--- Prompt ---
Copy out every line from the one containing "x-tick-label: 1.8 — [487, 444, 514, 462]" down to the one containing "x-tick-label: 1.4 — [352, 444, 379, 462]", both included, keeping each exactly as it appears in the entries.

## BEGIN The data

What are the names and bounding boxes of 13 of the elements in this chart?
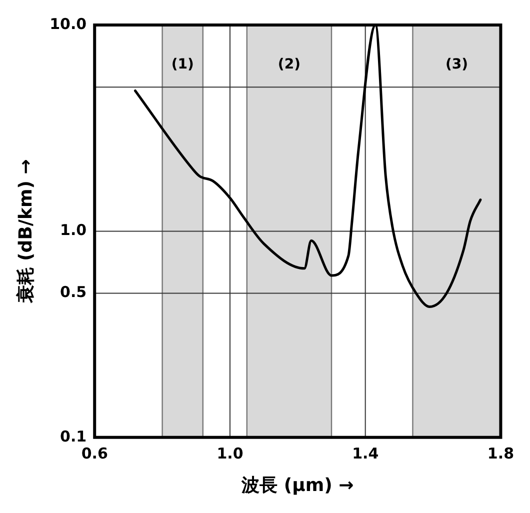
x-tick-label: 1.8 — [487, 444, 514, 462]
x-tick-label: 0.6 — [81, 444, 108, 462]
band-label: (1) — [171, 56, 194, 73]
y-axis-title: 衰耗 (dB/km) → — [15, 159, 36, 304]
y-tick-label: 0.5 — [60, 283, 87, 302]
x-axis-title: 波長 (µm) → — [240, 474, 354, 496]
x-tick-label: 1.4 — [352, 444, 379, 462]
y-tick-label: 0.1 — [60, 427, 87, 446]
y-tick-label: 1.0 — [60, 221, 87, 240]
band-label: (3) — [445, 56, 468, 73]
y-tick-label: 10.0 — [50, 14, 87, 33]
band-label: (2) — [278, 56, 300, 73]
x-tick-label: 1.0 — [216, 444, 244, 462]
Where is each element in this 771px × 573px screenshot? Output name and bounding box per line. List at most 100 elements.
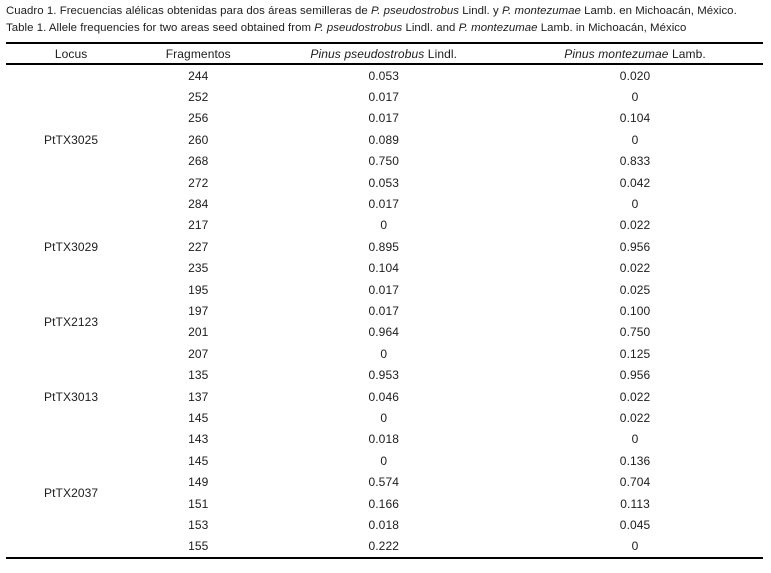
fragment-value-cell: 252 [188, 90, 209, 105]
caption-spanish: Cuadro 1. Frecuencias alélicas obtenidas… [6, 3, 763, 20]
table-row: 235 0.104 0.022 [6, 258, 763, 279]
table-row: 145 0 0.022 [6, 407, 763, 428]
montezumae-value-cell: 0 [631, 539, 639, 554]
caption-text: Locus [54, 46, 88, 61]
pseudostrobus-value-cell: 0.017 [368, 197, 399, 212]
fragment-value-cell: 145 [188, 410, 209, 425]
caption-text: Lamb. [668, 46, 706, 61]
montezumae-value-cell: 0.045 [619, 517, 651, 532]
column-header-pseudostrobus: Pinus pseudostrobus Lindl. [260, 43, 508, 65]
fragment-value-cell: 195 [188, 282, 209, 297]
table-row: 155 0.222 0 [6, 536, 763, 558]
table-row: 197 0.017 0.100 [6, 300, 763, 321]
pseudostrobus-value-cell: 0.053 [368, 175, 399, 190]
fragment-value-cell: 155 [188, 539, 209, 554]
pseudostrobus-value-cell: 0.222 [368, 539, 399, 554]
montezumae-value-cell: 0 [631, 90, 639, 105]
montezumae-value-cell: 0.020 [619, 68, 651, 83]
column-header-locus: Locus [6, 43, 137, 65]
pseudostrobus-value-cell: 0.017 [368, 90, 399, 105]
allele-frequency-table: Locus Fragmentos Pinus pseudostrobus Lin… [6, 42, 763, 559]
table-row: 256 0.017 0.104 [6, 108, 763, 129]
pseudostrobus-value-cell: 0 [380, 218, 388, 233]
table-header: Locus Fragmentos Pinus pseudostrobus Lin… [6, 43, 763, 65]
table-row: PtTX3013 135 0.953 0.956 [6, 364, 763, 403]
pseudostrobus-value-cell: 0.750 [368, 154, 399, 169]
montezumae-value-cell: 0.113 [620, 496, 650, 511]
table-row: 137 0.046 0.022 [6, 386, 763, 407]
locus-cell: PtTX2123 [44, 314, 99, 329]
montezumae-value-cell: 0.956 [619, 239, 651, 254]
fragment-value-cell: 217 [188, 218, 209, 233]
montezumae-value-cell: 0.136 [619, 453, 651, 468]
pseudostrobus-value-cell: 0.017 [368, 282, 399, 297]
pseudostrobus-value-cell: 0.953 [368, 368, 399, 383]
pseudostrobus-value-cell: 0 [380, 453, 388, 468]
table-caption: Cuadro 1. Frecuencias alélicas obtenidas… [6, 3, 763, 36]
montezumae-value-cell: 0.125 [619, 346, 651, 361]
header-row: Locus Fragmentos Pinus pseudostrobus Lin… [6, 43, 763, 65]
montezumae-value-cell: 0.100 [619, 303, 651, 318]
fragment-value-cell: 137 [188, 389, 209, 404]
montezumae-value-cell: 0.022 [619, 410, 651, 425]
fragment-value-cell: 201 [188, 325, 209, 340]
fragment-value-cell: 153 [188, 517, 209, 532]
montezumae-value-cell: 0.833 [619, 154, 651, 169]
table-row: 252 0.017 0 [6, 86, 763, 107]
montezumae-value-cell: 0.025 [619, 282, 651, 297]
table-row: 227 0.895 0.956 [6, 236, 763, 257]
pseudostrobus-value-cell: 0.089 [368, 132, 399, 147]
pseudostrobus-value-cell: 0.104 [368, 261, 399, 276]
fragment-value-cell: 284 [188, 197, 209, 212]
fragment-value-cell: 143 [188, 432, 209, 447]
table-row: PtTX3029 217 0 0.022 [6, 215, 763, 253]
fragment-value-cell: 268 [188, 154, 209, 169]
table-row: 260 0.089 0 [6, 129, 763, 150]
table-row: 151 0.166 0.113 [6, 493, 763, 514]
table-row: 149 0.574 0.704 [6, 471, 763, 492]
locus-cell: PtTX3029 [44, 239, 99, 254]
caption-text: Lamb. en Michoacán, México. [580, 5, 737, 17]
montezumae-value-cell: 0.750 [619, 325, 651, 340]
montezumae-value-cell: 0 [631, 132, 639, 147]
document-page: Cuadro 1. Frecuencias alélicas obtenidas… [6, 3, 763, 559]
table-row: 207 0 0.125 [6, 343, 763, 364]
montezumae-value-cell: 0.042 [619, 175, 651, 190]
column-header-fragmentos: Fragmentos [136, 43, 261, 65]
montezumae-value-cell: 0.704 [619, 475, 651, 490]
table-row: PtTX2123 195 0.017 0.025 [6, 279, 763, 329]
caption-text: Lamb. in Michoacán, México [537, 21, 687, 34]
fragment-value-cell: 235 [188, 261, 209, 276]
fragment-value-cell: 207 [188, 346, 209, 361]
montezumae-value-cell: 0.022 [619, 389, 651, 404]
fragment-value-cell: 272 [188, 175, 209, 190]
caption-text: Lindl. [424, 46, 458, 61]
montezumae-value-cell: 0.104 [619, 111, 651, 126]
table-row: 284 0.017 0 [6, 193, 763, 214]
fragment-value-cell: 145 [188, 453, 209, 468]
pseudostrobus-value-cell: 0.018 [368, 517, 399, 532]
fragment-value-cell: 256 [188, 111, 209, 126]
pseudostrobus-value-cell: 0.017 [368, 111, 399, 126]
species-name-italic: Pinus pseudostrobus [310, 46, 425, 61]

## END The data

--- Final answer ---
x-tick-label: 1.8 — [487, 444, 514, 462]
x-tick-label: 0.6 — [81, 444, 108, 462]
band-label: (1) — [171, 56, 194, 73]
y-axis-title: 衰耗 (dB/km) → — [15, 159, 36, 304]
y-tick-label: 0.5 — [60, 283, 87, 302]
x-axis-title: 波長 (µm) → — [240, 474, 354, 496]
x-tick-label: 1.4 — [352, 444, 379, 462]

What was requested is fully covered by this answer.